# Problem details
Rewrite the lines of the items below as a numbered list, leaving out blank lines. Omit the pictures from your list.

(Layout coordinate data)
++++

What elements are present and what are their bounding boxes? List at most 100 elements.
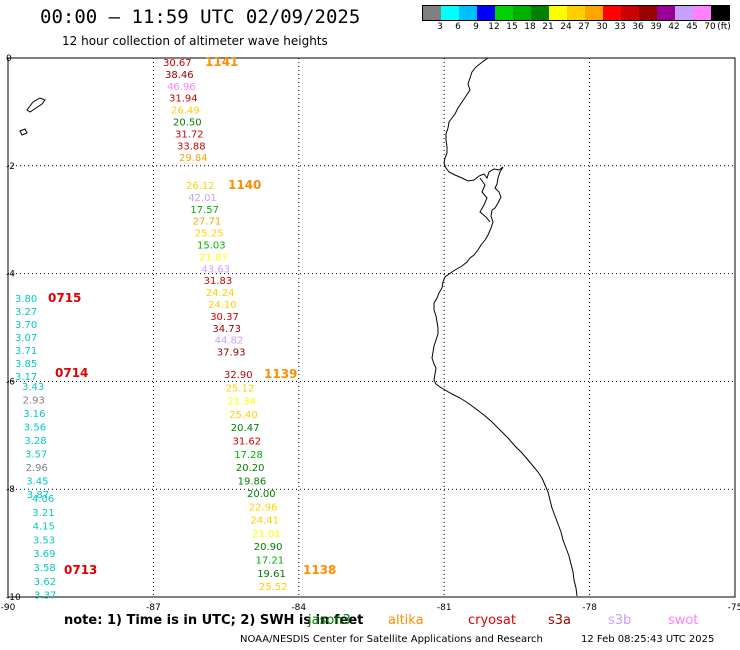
legend-tick-label: 33 — [614, 22, 626, 32]
wave-height-value: 30.37 — [210, 312, 239, 323]
legend-swatch — [459, 6, 477, 20]
wave-height-value: 3.53 — [33, 535, 55, 546]
wave-height-value: 3.71 — [15, 346, 37, 357]
legend-tick-label: 9 — [473, 22, 479, 32]
latitude-label: -10 — [6, 593, 21, 603]
wave-height-value: 2.93 — [23, 396, 45, 407]
longitude-label: -78 — [582, 603, 597, 613]
longitude-label: -84 — [291, 603, 306, 613]
legend-tick-label: 36 — [632, 22, 644, 32]
satellite-name: s3b — [608, 613, 632, 628]
legend-swatch — [621, 6, 639, 20]
wave-height-value: 25.25 — [195, 229, 224, 240]
latitude-label: -8 — [6, 485, 15, 495]
latitude-label: -4 — [6, 270, 15, 280]
legend-swatch — [495, 6, 513, 20]
latitude-label: 0 — [6, 54, 12, 64]
altimeter-pass-track: 20.00 22.96 24.41 21.01 20.90 17.21 19.61 25.52… — [247, 489, 336, 593]
pass-number: 1141 — [205, 55, 238, 69]
legend-tick-label: 45 — [686, 22, 698, 32]
wave-height-value: 4.15 — [33, 522, 55, 533]
coastline — [19, 57, 578, 597]
wave-height-value: 17.28 — [234, 450, 263, 461]
legend-swatch — [639, 6, 657, 20]
wave-height-value: 3.87 — [27, 490, 49, 501]
legend-tick-label: 21 — [542, 22, 554, 32]
wave-height-value: 24.41 — [250, 516, 279, 527]
wave-height-value: 19.86 — [238, 476, 267, 487]
wave-height-value: 30.67 — [163, 58, 192, 69]
map-title: 00:00 – 11:59 UTC 02/09/2025 — [40, 6, 361, 28]
axis-labels: -90 -87 -84 -81 -78 -75 0 -2 -4 -6 -8 -10 — [1, 54, 740, 613]
legend-tick-label: 24 — [560, 22, 572, 32]
satellite-name: swot — [668, 613, 699, 628]
wave-height-value: 20.20 — [236, 463, 265, 474]
wave-height-value: 25.12 — [226, 383, 255, 394]
legend-tick-label: 30 — [596, 22, 608, 32]
legend-tick-label: 27 — [578, 22, 590, 32]
map-frame — [7, 57, 736, 598]
legend-swatch — [585, 6, 603, 20]
wave-height-value: 21.34 — [227, 397, 256, 408]
wave-height-value: 31.72 — [175, 129, 204, 140]
legend-swatch — [711, 6, 729, 20]
wave-height-value: 31.94 — [169, 94, 198, 105]
pass-number: 0714 — [55, 366, 88, 380]
longitude-label: -90 — [1, 603, 16, 613]
altimeter-pass-track: 3.80 3.27 3.70 3.07 3.71 3.85 3.17 0715 — [15, 291, 81, 383]
altimeter-tracks: 30.6738.4646.9631.9426.4920.5031.7233.88… — [15, 55, 336, 602]
legend-swatch — [531, 6, 549, 20]
wave-height-value: 15.03 — [197, 241, 226, 252]
wave-height-value: 25.52 — [259, 582, 288, 593]
wave-height-value: 20.47 — [231, 423, 260, 434]
wave-height-value: 3.56 — [24, 423, 46, 434]
wave-height-value: 43.63 — [201, 264, 230, 275]
latitude-label: -6 — [6, 377, 15, 387]
wave-height-value: 17.57 — [190, 205, 219, 216]
wave-height-value: 3.70 — [15, 320, 37, 331]
wave-height-value: 42.01 — [188, 193, 217, 204]
legend-tick-label: 6 — [455, 22, 461, 32]
wave-height-value: 29.84 — [179, 153, 208, 164]
estuary-inlet — [479, 177, 491, 223]
pass-number: 1138 — [303, 563, 336, 577]
wave-height-value: 32.90 — [224, 370, 253, 381]
wave-height-value: 25.40 — [229, 410, 258, 421]
wave-height-value: 3.07 — [15, 333, 37, 344]
latitude-label: -2 — [6, 162, 15, 172]
galapagos-island-1 — [26, 97, 46, 113]
legend-swatch — [603, 6, 621, 20]
satellite-name: s3a — [548, 613, 572, 628]
wave-height-value: 38.46 — [165, 70, 194, 81]
credit-line: NOAA/NESDIS Center for Satellite Applica… — [240, 634, 543, 645]
wave-height-value: 2.96 — [26, 463, 48, 474]
legend-swatch — [423, 6, 441, 20]
wave-height-value: 21.87 — [199, 252, 228, 263]
legend-tick-label: 3 — [437, 22, 443, 32]
wave-height-value: 3.43 — [22, 382, 44, 393]
wave-height-value: 31.83 — [204, 276, 233, 287]
legend-tick-label: 70 — [704, 22, 716, 32]
legend-swatch — [567, 6, 585, 20]
pass-number: 1139 — [264, 367, 297, 381]
legend-swatch — [513, 6, 531, 20]
wave-height-value: 20.90 — [254, 542, 283, 553]
wave-height-value: 26.12 — [186, 181, 215, 192]
legend-swatch — [657, 6, 675, 20]
wave-height-value: 3.21 — [32, 508, 54, 519]
wave-height-value: 3.16 — [23, 409, 45, 420]
wave-height-value: 44.82 — [215, 336, 244, 347]
footnote: note: 1) Time is in UTC; 2) SWH is in fe… — [64, 613, 364, 628]
altimeter-pass-track: 3.43 2.93 3.16 3.56 3.28 3.57 2.96 3.45 3.87 0714 — [22, 366, 88, 501]
color-scale-bar — [422, 5, 730, 21]
wave-height-value: 3.58 — [34, 563, 56, 574]
legend-swatch — [549, 6, 567, 20]
wave-height-value: 31.62 — [233, 437, 262, 448]
satellite-name: jason3 — [308, 613, 351, 628]
map-subtitle: 12 hour collection of altimeter wave hei… — [62, 34, 328, 48]
legend-swatch — [675, 6, 693, 20]
wave-height-value: 3.28 — [24, 436, 46, 447]
pass-number: 0715 — [48, 291, 81, 305]
wave-height-value: 17.21 — [256, 556, 285, 567]
satellite-name: cryosat — [468, 613, 516, 628]
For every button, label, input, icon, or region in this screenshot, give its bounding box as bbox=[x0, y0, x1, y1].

++++

# Answer below
1. What elements are present and what are their bounding boxes? List at most 100 elements.
2. legend-tick-label: 33 — [614, 22, 626, 32]
3. wave-height-value: 30.37 — [210, 312, 239, 323]
4. legend-swatch — [459, 6, 477, 20]
5. wave-height-value: 3.53 — [33, 535, 55, 546]
6. wave-height-value: 3.71 — [15, 346, 37, 357]
7. legend-tick-label: 9 — [473, 22, 479, 32]
8. latitude-label: -10 — [6, 593, 21, 603]
9. wave-height-value: 2.93 — [23, 396, 45, 407]
10. longitude-label: -78 — [582, 603, 597, 613]
11. longitude-label: -84 — [291, 603, 306, 613]
12. legend-tick-label: 36 — [632, 22, 644, 32]
13. satellite-name: s3b — [608, 613, 632, 628]
14. legend-swatch — [621, 6, 639, 20]
15. wave-height-value: 25.25 — [195, 229, 224, 240]
16. latitude-label: -8 — [6, 485, 15, 495]
17. latitude-label: -4 — [6, 270, 15, 280]
18. legend-swatch — [495, 6, 513, 20]
19. latitude-label: 0 — [6, 54, 12, 64]
20. altimeter-pass-track: 20.00 22.96 24.41 21.01 20.90 17.21 19.61 25.52… — [247, 489, 336, 593]
21. pass-number: 1141 — [205, 55, 238, 69]
22. legend-tick-label: 45 — [686, 22, 698, 32]
23. wave-height-value: 4.15 — [33, 522, 55, 533]
24. coastline — [19, 57, 578, 597]
25. wave-height-value: 17.28 — [234, 450, 263, 461]
26. legend-swatch — [639, 6, 657, 20]
27. wave-height-value: 3.87 — [27, 490, 49, 501]
28. legend-tick-label: 21 — [542, 22, 554, 32]
29. wave-height-value: 24.41 — [250, 516, 279, 527]
30. wave-height-value: 19.86 — [238, 476, 267, 487]
31. wave-height-value: 30.67 — [163, 58, 192, 69]
32. map-title: 00:00 – 11:59 UTC 02/09/2025 — [40, 6, 361, 28]
33. axis-labels: -90 -87 -84 -81 -78 -75 0 -2 -4 -6 -8 -10 — [1, 54, 740, 613]
34. legend-tick-label: 24 — [560, 22, 572, 32]
35. satellite-name: swot — [668, 613, 699, 628]
36. wave-height-value: 20.20 — [236, 463, 265, 474]
37. wave-height-value: 25.12 — [226, 383, 255, 394]
38. legend-tick-label: 30 — [596, 22, 608, 32]
39. legend-tick-label: 27 — [578, 22, 590, 32]
40. map-frame — [7, 57, 736, 598]
41. legend-swatch — [585, 6, 603, 20]
42. wave-height-value: 21.34 — [227, 397, 256, 408]
43. wave-height-value: 31.72 — [175, 129, 204, 140]
44. legend-swatch — [711, 6, 729, 20]
45. wave-height-value: 31.94 — [169, 94, 198, 105]
46. pass-number: 0714 — [55, 366, 88, 380]
47. longitude-label: -90 — [1, 603, 16, 613]
48. altimeter-pass-track: 3.80 3.27 3.70 3.07 3.71 3.85 3.17 0715 — [15, 291, 81, 383]
49. altimeter-tracks: 30.6738.4646.9631.9426.4920.5031.7233.88… — [15, 55, 336, 602]
50. legend-swatch — [531, 6, 549, 20]
51. wave-height-value: 15.03 — [197, 241, 226, 252]
52. wave-height-value: 25.52 — [259, 582, 288, 593]
53. wave-height-value: 20.47 — [231, 423, 260, 434]
54. wave-height-value: 3.56 — [24, 423, 46, 434]
55. wave-height-value: 43.63 — [201, 264, 230, 275]
56. latitude-label: -6 — [6, 377, 15, 387]
57. wave-height-value: 17.57 — [190, 205, 219, 216]
58. wave-height-value: 3.70 — [15, 320, 37, 331]
59. wave-height-value: 42.01 — [188, 193, 217, 204]
60. legend-tick-label: 6 — [455, 22, 461, 32]
61. wave-height-value: 29.84 — [179, 153, 208, 164]
62. estuary-inlet — [479, 177, 491, 223]
63. pass-number: 1138 — [303, 563, 336, 577]
64. wave-height-value: 32.90 — [224, 370, 253, 381]
65. wave-height-value: 25.40 — [229, 410, 258, 421]
66. wave-height-value: 3.07 — [15, 333, 37, 344]
67. latitude-label: -2 — [6, 162, 15, 172]
68. galapagos-island-1 — [26, 97, 46, 113]
69. legend-swatch — [603, 6, 621, 20]
70. satellite-name: s3a — [548, 613, 572, 628]
71. wave-height-value: 38.46 — [165, 70, 194, 81]
72. credit-line: NOAA/NESDIS Center for Satellite Applica… — [240, 634, 543, 645]
73. wave-height-value: 2.96 — [26, 463, 48, 474]
74. legend-swatch — [423, 6, 441, 20]
75. wave-height-value: 21.87 — [199, 252, 228, 263]
76. legend-tick-label: 3 — [437, 22, 443, 32]
77. wave-height-value: 3.43 — [22, 382, 44, 393]
78. wave-height-value: 31.83 — [204, 276, 233, 287]
79. legend-tick-label: 70 — [704, 22, 716, 32]
80. legend-swatch — [567, 6, 585, 20]
81. pass-number: 1139 — [264, 367, 297, 381]
82. legend-swatch — [513, 6, 531, 20]
83. wave-height-value: 20.90 — [254, 542, 283, 553]
84. wave-height-value: 26.12 — [186, 181, 215, 192]
85. legend-swatch — [657, 6, 675, 20]
86. wave-height-value: 3.21 — [32, 508, 54, 519]
87. wave-height-value: 3.16 — [23, 409, 45, 420]
88. wave-height-value: 44.82 — [215, 336, 244, 347]
89. footnote: note: 1) Time is in UTC; 2) SWH is in fe… — [64, 613, 364, 628]
90. altimeter-pass-track: 3.43 2.93 3.16 3.56 3.28 3.57 2.96 3.45 3.87 0714 — [22, 366, 88, 501]
91. color-scale-bar — [422, 5, 730, 21]
92. wave-height-value: 3.58 — [34, 563, 56, 574]
93. legend-swatch — [549, 6, 567, 20]
94. wave-height-value: 31.62 — [233, 437, 262, 448]
95. satellite-name: jason3 — [308, 613, 351, 628]
96. map-subtitle: 12 hour collection of altimeter wave hei… — [62, 34, 328, 48]
97. legend-swatch — [675, 6, 693, 20]
98. wave-height-value: 3.28 — [24, 436, 46, 447]
99. pass-number: 0715 — [48, 291, 81, 305]
100. wave-height-value: 17.21 — [256, 556, 285, 567]
101. satellite-name: cryosat — [468, 613, 516, 628]
102. For every button, label, input, icon, or region in this screenshot, give its bounding box as bbox=[x0, y0, x1, y1].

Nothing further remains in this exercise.